● **TEXTO DEL DOCUMENTO**:
---

Entre mediados de febrero y finales de marzo, los flujos de fondos hacia este tipo de activos marcaron su nivel más alto de seis semanas desde la crisis financiera, según datos de Morningstar. De hecho, el espacio high yield ha crecido en los últimos cinco ejercicios hasta alcanzar los dos billones de dólares. Es más, en lo que va de año Bank of America Merrill Lynch destaca que los fondos centrados en estos "bonos basura" se han hecho con 12.200 millones de dólares.
Mientras tanto, Moody’s llama la atención sobre el hecho de que la deuda corporativa calificada con rating "B3-" o menos ha marcado máximos de dos años, un aumento del 26% liderado por las empresas de petróleo y gas. Por su parte, Fitch destaca que el "vuelo" emprendido por las empresas estadounidenses a los mercados de crédito europeos se ha extendido también al high yield.

---

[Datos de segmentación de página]
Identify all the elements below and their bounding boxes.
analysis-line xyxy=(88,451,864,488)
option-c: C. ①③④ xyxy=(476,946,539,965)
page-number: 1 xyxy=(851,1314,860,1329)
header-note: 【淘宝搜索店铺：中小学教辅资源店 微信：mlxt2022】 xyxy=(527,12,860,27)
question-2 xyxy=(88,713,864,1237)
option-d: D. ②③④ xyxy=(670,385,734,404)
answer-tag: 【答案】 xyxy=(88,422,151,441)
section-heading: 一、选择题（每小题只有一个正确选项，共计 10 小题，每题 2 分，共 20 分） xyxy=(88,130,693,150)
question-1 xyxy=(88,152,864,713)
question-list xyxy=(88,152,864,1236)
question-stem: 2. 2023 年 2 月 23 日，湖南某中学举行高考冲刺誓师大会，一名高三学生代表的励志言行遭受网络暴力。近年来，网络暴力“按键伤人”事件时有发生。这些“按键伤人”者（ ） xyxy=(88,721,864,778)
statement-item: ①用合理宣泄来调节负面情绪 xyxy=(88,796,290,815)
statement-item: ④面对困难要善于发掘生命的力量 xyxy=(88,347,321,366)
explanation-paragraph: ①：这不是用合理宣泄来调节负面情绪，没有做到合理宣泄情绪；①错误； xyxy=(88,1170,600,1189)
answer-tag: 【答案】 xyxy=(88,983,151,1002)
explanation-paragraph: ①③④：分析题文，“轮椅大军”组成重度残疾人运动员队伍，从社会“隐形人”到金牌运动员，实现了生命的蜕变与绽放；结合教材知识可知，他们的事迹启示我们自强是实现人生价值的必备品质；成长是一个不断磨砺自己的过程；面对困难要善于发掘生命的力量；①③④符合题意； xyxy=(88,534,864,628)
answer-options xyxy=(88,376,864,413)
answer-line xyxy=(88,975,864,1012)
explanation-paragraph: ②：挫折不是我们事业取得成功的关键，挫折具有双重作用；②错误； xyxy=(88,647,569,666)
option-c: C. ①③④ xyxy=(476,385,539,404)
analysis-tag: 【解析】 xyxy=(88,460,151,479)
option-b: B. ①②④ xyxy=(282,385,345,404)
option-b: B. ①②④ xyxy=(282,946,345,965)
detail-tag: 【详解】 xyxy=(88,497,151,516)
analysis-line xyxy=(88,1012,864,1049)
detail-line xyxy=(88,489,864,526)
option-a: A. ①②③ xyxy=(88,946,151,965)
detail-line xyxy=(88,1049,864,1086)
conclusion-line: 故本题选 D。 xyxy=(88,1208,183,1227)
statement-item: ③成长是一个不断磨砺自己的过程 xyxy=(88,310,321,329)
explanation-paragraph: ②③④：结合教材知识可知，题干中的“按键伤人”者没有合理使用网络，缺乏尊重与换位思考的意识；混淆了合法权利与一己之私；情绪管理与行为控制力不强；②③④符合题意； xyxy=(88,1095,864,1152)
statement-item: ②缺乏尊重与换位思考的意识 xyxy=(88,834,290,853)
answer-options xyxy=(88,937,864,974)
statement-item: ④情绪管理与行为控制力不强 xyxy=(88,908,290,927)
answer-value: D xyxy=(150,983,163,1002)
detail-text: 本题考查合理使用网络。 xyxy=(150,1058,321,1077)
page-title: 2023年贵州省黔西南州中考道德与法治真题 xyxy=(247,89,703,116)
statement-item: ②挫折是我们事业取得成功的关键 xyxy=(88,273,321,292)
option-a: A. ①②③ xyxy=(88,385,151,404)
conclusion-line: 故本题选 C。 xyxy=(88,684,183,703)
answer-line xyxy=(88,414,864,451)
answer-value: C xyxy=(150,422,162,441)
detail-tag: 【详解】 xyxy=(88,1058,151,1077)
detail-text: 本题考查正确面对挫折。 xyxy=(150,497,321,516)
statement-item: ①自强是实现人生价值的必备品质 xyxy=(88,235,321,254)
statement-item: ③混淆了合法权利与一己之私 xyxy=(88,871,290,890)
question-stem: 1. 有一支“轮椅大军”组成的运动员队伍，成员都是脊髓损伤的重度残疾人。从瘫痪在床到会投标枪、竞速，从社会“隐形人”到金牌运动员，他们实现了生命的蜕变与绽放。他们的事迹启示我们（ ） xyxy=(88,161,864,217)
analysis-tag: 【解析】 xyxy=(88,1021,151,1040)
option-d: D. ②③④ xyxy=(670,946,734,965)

---

● **TAREA 1**:
Resume en dos oraciones el texto sobre los bonos high yield.
● **TAREA 2**:
Prosigue el texto sobre los bonos high yield a partir de su última oración.

● **RESPUESTA 1**:
Entre mediados de febrero y finales de marzo, los flujos de fondos hacia activos high yield alcanzaron su nivel más alto de seis semanas desde la crisis financiera, y este mercado ha crecido en los últimos cinco ejercicios hasta los dos billones de dólares. Moody's señala que la deuda corporativa con rating "B3-" o menos ha marcado máximos de dos años, mientras que Fitch destaca que el "vuelo" de las empresas estadounidenses a los mercados de crédito europeos se ha extendido también al high yield.

● **RESPUESTA 2**:
En el primer trimestre del año, explican estos últimos expertos, "la proporción de bonos emitidos en moneda europea por parte de empresas extranjeras alcanzó su nivel más alto desde al menos 1999, ya que unos diferenciales de deuda corporativa más baja y las divergentes políticas monetarias de Banco Central Europeo (BCE) y Reserva Federal (Fed) aumentan el atractivo por el Viejo Continente".
Un dato de récord, del que subrayan: "Aunque la mayor parte de los emisores estadounidenses tienen calificaciones sólidas de grado de inversión, la ‘caza’ de rentabilidad desatada por el QE está empujando a los inversores europeas a ‘abrazar’ una gama más amplía, que incluye los ‘bonos basura’".
Suben las apuestas por el high yield, pero no debemos olvidar que, como su propio nombre indica, no está para nada exenta de riesgos. Moody’s cifra el riesgo de default (quiebra) en el 1,7%, muy por debajo del 17,3% de marzo de 2009. Entonces, había 290 emisores en la lista de "bonos basura", ahora 184.